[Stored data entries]
_ _ _ _ _

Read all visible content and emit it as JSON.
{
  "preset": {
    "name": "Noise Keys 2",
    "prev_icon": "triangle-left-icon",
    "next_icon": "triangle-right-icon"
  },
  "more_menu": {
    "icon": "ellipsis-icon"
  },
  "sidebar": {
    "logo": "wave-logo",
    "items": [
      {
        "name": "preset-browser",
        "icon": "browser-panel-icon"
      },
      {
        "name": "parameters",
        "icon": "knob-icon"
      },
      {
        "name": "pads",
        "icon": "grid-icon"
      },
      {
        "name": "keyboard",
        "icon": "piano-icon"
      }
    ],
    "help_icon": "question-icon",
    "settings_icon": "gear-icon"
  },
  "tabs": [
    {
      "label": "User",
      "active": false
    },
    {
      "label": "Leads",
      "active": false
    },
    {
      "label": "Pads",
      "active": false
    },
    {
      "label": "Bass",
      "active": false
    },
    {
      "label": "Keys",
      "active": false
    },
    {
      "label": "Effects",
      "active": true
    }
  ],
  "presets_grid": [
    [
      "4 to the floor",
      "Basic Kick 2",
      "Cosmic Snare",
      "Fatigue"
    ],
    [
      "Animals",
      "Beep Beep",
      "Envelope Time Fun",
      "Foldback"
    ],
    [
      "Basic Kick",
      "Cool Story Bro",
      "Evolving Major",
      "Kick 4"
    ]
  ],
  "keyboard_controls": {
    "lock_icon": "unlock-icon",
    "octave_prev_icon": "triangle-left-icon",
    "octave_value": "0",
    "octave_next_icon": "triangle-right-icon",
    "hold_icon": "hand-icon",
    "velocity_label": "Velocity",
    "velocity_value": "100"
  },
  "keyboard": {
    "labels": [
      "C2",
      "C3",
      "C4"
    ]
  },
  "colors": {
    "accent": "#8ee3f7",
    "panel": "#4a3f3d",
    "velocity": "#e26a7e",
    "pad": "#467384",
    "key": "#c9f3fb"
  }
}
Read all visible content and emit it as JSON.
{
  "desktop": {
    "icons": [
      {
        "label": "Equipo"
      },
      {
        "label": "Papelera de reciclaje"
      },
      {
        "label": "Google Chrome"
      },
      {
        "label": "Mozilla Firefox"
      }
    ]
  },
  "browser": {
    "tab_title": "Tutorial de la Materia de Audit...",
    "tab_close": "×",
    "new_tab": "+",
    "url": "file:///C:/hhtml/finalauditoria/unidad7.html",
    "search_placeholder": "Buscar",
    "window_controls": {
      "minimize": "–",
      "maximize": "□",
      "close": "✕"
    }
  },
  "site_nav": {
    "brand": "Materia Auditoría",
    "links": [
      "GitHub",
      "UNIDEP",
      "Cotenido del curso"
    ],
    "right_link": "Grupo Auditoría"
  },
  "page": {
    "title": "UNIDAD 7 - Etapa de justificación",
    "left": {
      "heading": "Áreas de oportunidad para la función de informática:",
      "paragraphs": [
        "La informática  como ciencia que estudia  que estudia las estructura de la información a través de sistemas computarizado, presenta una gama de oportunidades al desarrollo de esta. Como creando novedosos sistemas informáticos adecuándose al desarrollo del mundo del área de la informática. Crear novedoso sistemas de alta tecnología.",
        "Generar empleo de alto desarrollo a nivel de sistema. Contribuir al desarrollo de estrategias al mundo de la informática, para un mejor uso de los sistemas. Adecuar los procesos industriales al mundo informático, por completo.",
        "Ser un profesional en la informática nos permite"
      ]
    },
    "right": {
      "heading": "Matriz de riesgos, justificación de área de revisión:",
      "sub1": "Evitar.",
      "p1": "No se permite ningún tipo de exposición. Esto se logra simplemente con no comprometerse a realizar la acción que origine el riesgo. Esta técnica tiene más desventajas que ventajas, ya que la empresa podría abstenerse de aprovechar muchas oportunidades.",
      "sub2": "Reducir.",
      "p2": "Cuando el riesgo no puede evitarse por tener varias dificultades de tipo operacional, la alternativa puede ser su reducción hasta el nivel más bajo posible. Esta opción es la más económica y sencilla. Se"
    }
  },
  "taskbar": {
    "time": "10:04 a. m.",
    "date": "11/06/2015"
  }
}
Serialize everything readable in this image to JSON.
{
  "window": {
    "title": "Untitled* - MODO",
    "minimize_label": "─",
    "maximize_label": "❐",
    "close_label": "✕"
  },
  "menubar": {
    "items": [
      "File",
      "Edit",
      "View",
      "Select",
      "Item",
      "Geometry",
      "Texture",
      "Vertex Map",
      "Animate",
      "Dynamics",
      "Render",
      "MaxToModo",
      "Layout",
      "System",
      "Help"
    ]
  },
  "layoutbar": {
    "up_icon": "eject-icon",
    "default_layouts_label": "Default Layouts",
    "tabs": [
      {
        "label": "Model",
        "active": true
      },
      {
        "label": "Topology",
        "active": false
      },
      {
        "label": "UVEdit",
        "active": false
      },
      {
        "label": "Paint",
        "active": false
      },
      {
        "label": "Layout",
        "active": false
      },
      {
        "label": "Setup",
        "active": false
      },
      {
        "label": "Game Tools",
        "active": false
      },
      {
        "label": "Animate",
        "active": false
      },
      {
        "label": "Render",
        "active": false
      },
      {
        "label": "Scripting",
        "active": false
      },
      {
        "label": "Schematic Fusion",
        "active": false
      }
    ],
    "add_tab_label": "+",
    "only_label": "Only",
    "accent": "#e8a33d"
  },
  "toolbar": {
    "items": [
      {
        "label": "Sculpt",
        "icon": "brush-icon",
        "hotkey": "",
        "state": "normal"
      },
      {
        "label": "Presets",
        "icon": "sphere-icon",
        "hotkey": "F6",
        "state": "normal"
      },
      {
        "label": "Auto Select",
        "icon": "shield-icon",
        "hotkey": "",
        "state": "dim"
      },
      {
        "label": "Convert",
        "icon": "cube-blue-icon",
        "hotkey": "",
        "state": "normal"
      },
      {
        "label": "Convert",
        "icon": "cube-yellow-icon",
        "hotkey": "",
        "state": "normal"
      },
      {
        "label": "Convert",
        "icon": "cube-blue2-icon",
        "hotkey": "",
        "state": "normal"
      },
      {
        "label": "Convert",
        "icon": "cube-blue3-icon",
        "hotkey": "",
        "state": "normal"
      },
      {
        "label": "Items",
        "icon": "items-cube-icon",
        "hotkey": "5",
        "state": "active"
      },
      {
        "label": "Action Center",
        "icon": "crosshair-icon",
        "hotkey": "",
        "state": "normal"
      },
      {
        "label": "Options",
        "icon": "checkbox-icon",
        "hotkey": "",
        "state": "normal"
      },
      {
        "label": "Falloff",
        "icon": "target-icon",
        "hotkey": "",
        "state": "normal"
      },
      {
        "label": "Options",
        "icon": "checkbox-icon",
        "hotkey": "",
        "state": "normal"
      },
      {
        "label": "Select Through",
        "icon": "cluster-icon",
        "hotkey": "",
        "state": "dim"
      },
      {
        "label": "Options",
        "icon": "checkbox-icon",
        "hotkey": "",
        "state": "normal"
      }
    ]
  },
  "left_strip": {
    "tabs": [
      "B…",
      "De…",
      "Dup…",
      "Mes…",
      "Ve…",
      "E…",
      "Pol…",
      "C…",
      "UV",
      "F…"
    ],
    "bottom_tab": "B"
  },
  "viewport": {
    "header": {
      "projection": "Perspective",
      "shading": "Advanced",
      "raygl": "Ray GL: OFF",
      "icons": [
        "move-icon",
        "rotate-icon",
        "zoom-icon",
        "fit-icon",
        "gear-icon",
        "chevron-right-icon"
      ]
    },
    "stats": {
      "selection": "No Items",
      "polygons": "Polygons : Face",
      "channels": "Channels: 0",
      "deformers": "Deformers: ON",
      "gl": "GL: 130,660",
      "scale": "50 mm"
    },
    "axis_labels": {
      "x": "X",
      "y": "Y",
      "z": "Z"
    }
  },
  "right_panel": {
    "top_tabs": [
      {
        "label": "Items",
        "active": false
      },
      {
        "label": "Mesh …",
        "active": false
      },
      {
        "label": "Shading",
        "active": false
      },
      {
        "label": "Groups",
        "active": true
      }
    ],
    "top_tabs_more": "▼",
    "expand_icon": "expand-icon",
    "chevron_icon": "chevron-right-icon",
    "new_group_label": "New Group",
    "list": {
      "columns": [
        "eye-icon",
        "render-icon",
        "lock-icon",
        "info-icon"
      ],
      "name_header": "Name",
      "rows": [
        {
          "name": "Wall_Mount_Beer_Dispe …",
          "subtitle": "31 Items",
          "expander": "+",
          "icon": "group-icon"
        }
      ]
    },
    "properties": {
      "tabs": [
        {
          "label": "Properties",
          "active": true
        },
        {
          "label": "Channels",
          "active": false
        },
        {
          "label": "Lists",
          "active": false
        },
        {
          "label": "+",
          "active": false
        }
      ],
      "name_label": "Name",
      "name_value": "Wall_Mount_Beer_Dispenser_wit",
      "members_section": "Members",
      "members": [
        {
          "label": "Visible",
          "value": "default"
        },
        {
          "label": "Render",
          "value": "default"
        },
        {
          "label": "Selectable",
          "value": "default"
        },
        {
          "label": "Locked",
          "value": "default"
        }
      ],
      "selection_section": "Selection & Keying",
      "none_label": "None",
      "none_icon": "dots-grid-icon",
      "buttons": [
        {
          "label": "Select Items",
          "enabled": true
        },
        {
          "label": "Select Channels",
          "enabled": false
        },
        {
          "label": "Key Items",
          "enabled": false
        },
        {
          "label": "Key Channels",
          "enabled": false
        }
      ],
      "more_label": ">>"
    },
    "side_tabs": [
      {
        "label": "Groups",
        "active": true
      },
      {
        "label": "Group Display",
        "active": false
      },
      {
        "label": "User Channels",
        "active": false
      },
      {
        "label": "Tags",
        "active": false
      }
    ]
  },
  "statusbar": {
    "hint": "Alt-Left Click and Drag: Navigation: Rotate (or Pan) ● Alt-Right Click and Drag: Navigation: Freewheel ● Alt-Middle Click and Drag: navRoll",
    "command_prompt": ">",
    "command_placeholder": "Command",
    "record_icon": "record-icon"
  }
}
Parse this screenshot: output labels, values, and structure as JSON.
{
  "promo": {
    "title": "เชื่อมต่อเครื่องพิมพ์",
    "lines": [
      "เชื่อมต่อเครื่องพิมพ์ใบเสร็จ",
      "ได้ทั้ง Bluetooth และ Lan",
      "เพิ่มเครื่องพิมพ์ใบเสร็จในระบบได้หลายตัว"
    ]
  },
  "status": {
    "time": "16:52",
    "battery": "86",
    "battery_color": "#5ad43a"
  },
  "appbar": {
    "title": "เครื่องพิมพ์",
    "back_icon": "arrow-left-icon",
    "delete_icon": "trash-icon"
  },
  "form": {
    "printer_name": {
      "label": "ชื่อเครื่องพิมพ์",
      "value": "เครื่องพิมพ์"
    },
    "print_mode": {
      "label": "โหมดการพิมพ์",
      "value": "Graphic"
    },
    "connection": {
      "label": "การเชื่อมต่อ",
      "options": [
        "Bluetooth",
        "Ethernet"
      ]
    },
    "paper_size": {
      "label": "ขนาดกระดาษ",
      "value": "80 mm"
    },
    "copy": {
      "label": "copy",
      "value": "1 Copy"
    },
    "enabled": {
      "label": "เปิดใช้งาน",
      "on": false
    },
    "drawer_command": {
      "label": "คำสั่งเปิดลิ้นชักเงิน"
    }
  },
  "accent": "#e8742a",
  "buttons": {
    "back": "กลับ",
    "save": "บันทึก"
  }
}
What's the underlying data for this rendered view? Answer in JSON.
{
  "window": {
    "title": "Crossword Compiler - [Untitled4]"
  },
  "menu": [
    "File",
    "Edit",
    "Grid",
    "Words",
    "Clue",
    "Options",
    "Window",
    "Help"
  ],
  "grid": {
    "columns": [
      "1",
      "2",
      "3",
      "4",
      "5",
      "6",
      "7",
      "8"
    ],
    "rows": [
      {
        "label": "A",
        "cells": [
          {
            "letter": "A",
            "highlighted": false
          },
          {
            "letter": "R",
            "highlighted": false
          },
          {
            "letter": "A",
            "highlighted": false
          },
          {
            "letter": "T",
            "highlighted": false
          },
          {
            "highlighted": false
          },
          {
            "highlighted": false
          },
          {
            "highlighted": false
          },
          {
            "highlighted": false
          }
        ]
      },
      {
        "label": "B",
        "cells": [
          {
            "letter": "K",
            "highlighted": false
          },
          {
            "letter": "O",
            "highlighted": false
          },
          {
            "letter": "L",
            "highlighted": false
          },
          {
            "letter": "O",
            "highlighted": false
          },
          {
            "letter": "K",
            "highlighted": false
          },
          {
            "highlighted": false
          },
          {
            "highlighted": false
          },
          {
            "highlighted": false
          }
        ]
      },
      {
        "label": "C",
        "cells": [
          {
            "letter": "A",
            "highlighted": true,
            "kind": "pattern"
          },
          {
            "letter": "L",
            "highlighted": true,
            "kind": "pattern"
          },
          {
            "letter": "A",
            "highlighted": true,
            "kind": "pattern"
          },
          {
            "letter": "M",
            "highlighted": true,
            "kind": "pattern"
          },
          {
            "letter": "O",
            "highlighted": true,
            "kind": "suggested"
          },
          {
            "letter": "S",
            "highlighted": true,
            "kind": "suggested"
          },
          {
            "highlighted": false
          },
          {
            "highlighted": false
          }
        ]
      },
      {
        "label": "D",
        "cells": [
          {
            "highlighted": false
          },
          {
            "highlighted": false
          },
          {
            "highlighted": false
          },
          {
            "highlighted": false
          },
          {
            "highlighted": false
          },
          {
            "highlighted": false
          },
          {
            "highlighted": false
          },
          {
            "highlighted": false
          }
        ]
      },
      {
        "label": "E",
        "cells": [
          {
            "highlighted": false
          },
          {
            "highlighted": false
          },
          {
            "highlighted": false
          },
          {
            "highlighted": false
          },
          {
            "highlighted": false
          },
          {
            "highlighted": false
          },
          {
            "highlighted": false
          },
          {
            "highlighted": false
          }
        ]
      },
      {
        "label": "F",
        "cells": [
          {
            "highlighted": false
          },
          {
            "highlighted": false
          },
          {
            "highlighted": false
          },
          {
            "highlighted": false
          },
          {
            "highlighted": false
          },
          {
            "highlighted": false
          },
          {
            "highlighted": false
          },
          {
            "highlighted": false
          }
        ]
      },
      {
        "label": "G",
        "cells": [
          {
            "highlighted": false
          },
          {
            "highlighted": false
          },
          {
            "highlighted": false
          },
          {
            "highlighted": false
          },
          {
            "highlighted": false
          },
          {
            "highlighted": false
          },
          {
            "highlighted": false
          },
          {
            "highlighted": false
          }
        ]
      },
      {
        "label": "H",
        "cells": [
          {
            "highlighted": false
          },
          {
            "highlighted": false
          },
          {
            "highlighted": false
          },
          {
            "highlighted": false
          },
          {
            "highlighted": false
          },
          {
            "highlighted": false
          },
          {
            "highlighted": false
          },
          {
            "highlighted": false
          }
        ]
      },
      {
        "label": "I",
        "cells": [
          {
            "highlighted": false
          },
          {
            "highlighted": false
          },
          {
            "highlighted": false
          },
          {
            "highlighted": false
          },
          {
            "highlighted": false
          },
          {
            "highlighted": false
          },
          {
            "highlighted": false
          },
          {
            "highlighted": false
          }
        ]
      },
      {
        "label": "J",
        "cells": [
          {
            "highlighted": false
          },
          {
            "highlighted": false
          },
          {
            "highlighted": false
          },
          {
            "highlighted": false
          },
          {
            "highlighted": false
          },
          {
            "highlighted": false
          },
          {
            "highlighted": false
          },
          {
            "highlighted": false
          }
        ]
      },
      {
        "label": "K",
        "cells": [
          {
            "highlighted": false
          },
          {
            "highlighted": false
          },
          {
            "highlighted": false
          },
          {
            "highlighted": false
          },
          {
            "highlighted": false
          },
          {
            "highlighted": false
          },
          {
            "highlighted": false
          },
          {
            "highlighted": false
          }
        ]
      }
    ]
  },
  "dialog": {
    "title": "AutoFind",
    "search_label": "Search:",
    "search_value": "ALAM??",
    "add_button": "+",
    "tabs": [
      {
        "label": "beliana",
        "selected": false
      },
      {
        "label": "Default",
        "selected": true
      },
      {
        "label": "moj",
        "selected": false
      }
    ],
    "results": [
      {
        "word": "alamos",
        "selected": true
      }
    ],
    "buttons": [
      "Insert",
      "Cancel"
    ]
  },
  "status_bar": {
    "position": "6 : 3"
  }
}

_ _ _ _ _

**WHAT IS BEING ASKED:**
Reproduce every line of the listing above in which the string "desarrollo" appears.

**SOLUTION FOR THIS EXERCISE:**
        "La informática  como ciencia que estudia  que estudia las estructura de la información a través de sistemas computarizado, presenta una gama de oportunidades al desarrollo de esta. Como creando novedosos sistemas informáticos adecuándose al desarrollo del mundo del área de la informática. Crear novedoso sistemas de alta tecnología.",
        "Generar empleo de alto desarrollo a nivel de sistema. Contribuir al desarrollo de estrategias al mundo de la informática, para un mejor uso de los sistemas. Adecuar los procesos industriales al mundo informático, por completo.",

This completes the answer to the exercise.